Stored data
^^^^^^^^

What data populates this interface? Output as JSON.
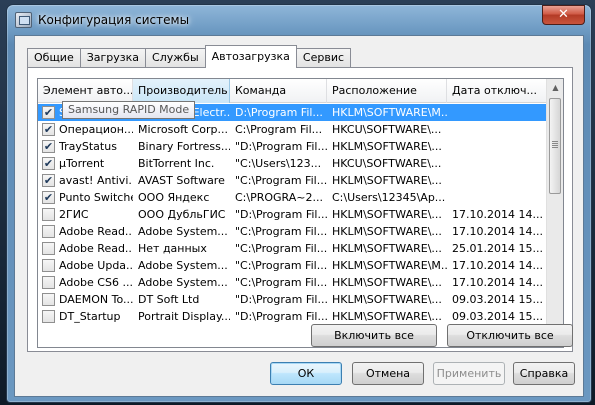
{
  "window": {
    "title": "Конфигурация системы",
    "close_glyph": "✕"
  },
  "tabs": [
    {
      "label": "Общие"
    },
    {
      "label": "Загрузка"
    },
    {
      "label": "Службы"
    },
    {
      "label": "Автозагрузка",
      "active": true
    },
    {
      "label": "Сервис"
    }
  ],
  "list": {
    "columns": [
      "Элемент авто...",
      "Производитель",
      "Команда",
      "Расположение",
      "Дата отключ..."
    ],
    "sorted_column": 1,
    "tooltip": "Samsung RAPID Mode",
    "rows": [
      {
        "checked": true,
        "name": "Samsung RAPID Mode",
        "maker": "Samsung Electr...",
        "command": "D:\\Program Fil...",
        "location": "HKLM\\SOFTWARE\\M...",
        "date": "",
        "selected": true
      },
      {
        "checked": true,
        "name": "Операцион...",
        "maker": "Microsoft Corp...",
        "command": "C:\\Program Fil...",
        "location": "HKCU\\SOFTWARE\\...",
        "date": ""
      },
      {
        "checked": true,
        "name": "TrayStatus",
        "maker": "Binary Fortress...",
        "command": "\"D:\\Program Fil...",
        "location": "HKLM\\SOFTWARE\\...",
        "date": ""
      },
      {
        "checked": true,
        "name": "µTorrent",
        "maker": "BitTorrent Inc.",
        "command": "\"C:\\Users\\123...",
        "location": "HKCU\\SOFTWARE\\...",
        "date": ""
      },
      {
        "checked": true,
        "name": "avast! Antivi...",
        "maker": "AVAST Software",
        "command": "\"C:\\Program Fil...",
        "location": "HKLM\\SOFTWARE\\...",
        "date": ""
      },
      {
        "checked": true,
        "name": "Punto Switcher",
        "maker": "ООО Яндекс",
        "command": "C:\\PROGRA~2...",
        "location": "C:\\Users\\12345\\Ap...",
        "date": ""
      },
      {
        "checked": false,
        "name": "2ГИС",
        "maker": "ООО ДубльГИС",
        "command": "\"D:\\Program Fil...",
        "location": "HKLM\\SOFTWARE\\...",
        "date": "17.10.2014 14..."
      },
      {
        "checked": false,
        "name": "Adobe Read...",
        "maker": "Adobe System...",
        "command": "\"C:\\Program Fil...",
        "location": "HKLM\\SOFTWARE\\...",
        "date": "17.10.2014 14..."
      },
      {
        "checked": false,
        "name": "Adobe Read...",
        "maker": "Нет данных",
        "command": "\"C:\\Program Fil...",
        "location": "HKLM\\SOFTWARE\\...",
        "date": "25.01.2014 15..."
      },
      {
        "checked": false,
        "name": "Adobe Upda...",
        "maker": "Adobe System...",
        "command": "\"C:\\Program Fil...",
        "location": "HKLM\\SOFTWARE\\M...",
        "date": "17.10.2014 14..."
      },
      {
        "checked": false,
        "name": "Adobe CS6 ...",
        "maker": "Adobe System...",
        "command": "\"C:\\Program Fil...",
        "location": "HKLM\\SOFTWARE\\...",
        "date": "17.10.2014 14..."
      },
      {
        "checked": false,
        "name": "DAEMON To...",
        "maker": "DT Soft Ltd",
        "command": "\"D:\\Program Fil...",
        "location": "HKLM\\SOFTWARE\\...",
        "date": "09.03.2014 15..."
      },
      {
        "checked": false,
        "name": "DT_Startup",
        "maker": "Portrait Display...",
        "command": "\"D:\\Program Fil...",
        "location": "HKLM\\SOFTWARE\\...",
        "date": "09.03.2014 15..."
      }
    ]
  },
  "buttons": {
    "enable_all": "Включить все",
    "disable_all": "Отключить все",
    "ok": "ОК",
    "cancel": "Отмена",
    "apply": "Применить",
    "help": "Справка"
  },
  "icons": {
    "check": "✔",
    "scroll_up": "▲",
    "scroll_down": "▼"
  }
}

^^^^^^^^

• _Directive_:
Return each line where "Mode" shows up.

• _Response for this exercise_:
    "tooltip": "Samsung RAPID Mode",
        "name": "Samsung RAPID Mode",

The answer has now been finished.